SHORT PROBLEM
Each record is to be printed again precisely as it reads.

======

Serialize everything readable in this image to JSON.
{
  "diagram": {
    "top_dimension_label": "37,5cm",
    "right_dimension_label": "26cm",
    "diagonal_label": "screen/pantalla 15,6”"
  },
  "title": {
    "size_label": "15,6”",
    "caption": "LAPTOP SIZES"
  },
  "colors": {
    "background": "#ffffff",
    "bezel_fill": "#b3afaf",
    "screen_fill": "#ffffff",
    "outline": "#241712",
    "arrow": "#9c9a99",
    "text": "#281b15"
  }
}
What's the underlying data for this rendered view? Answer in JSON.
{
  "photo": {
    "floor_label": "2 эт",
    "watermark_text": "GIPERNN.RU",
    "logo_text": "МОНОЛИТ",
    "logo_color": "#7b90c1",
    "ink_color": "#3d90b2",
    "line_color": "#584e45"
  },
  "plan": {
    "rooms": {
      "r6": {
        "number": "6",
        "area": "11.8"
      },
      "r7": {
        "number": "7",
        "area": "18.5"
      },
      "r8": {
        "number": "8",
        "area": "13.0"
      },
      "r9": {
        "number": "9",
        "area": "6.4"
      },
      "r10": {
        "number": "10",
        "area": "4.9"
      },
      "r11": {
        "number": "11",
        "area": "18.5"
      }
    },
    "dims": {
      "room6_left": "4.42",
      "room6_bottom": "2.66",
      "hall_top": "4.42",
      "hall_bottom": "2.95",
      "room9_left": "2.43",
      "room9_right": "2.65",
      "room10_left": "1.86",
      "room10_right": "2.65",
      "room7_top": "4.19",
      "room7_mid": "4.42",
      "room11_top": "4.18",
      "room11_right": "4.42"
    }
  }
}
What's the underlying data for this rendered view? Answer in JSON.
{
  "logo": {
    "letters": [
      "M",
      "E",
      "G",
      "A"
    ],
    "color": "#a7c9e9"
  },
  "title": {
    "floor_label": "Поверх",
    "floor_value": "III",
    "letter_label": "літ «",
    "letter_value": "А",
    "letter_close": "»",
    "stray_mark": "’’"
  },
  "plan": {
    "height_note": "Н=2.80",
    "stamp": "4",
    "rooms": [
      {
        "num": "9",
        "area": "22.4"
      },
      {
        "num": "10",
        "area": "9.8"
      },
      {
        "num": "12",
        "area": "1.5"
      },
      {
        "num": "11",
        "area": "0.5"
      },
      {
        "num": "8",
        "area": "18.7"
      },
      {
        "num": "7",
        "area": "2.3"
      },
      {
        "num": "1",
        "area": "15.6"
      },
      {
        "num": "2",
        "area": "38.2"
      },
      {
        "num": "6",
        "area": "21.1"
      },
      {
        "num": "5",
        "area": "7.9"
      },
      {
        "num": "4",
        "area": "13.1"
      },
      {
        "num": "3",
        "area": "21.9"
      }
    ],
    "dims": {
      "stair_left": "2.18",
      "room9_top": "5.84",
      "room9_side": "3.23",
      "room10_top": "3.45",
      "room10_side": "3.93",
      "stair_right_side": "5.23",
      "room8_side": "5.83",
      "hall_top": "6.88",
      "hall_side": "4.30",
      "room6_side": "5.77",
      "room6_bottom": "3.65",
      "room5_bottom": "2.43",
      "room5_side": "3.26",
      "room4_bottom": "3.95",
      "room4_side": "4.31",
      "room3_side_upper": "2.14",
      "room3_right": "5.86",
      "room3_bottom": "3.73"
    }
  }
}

======

RESULT FOR THIS TASK
Serialize everything readable in this image to JSON.
{
  "diagram": {
    "top_dimension_label": "37,5cm",
    "right_dimension_label": "26cm",
    "diagonal_label": "screen/pantalla 15,6”"
  },
  "title": {
    "size_label": "15,6”",
    "caption": "LAPTOP SIZES"
  },
  "colors": {
    "background": "#ffffff",
    "bezel_fill": "#b3afaf",
    "screen_fill": "#ffffff",
    "outline": "#241712",
    "arrow": "#9c9a99",
    "text": "#281b15"
  }
}
What's the underlying data for this rendered view? Answer in JSON.
{
  "photo": {
    "floor_label": "2 эт",
    "watermark_text": "GIPERNN.RU",
    "logo_text": "МОНОЛИТ",
    "logo_color": "#7b90c1",
    "ink_color": "#3d90b2",
    "line_color": "#584e45"
  },
  "plan": {
    "rooms": {
      "r6": {
        "number": "6",
        "area": "11.8"
      },
      "r7": {
        "number": "7",
        "area": "18.5"
      },
      "r8": {
        "number": "8",
        "area": "13.0"
      },
      "r9": {
        "number": "9",
        "area": "6.4"
      },
      "r10": {
        "number": "10",
        "area": "4.9"
      },
      "r11": {
        "number": "11",
        "area": "18.5"
      }
    },
    "dims": {
      "room6_left": "4.42",
      "room6_bottom": "2.66",
      "hall_top": "4.42",
      "hall_bottom": "2.95",
      "room9_left": "2.43",
      "room9_right": "2.65",
      "room10_left": "1.86",
      "room10_right": "2.65",
      "room7_top": "4.19",
      "room7_mid": "4.42",
      "room11_top": "4.18",
      "room11_right": "4.42"
    }
  }
}
What's the underlying data for this rendered view? Answer in JSON.
{
  "logo": {
    "letters": [
      "M",
      "E",
      "G",
      "A"
    ],
    "color": "#a7c9e9"
  },
  "title": {
    "floor_label": "Поверх",
    "floor_value": "III",
    "letter_label": "літ «",
    "letter_value": "А",
    "letter_close": "»",
    "stray_mark": "’’"
  },
  "plan": {
    "height_note": "Н=2.80",
    "stamp": "4",
    "rooms": [
      {
        "num": "9",
        "area": "22.4"
      },
      {
        "num": "10",
        "area": "9.8"
      },
      {
        "num": "12",
        "area": "1.5"
      },
      {
        "num": "11",
        "area": "0.5"
      },
      {
        "num": "8",
        "area": "18.7"
      },
      {
        "num": "7",
        "area": "2.3"
      },
      {
        "num": "1",
        "area": "15.6"
      },
      {
        "num": "2",
        "area": "38.2"
      },
      {
        "num": "6",
        "area": "21.1"
      },
      {
        "num": "5",
        "area": "7.9"
      },
      {
        "num": "4",
        "area": "13.1"
      },
      {
        "num": "3",
        "area": "21.9"
      }
    ],
    "dims": {
      "stair_left": "2.18",
      "room9_top": "5.84",
      "room9_side": "3.23",
      "room10_top": "3.45",
      "room10_side": "3.93",
      "stair_right_side": "5.23",
      "room8_side": "5.83",
      "hall_top": "6.88",
      "hall_side": "4.30",
      "room6_side": "5.77",
      "room6_bottom": "3.65",
      "room5_bottom": "2.43",
      "room5_side": "3.26",
      "room4_bottom": "3.95",
      "room4_side": "4.31",
      "room3_side_upper": "2.14",
      "room3_right": "5.86",
      "room3_bottom": "3.73"
    }
  }
}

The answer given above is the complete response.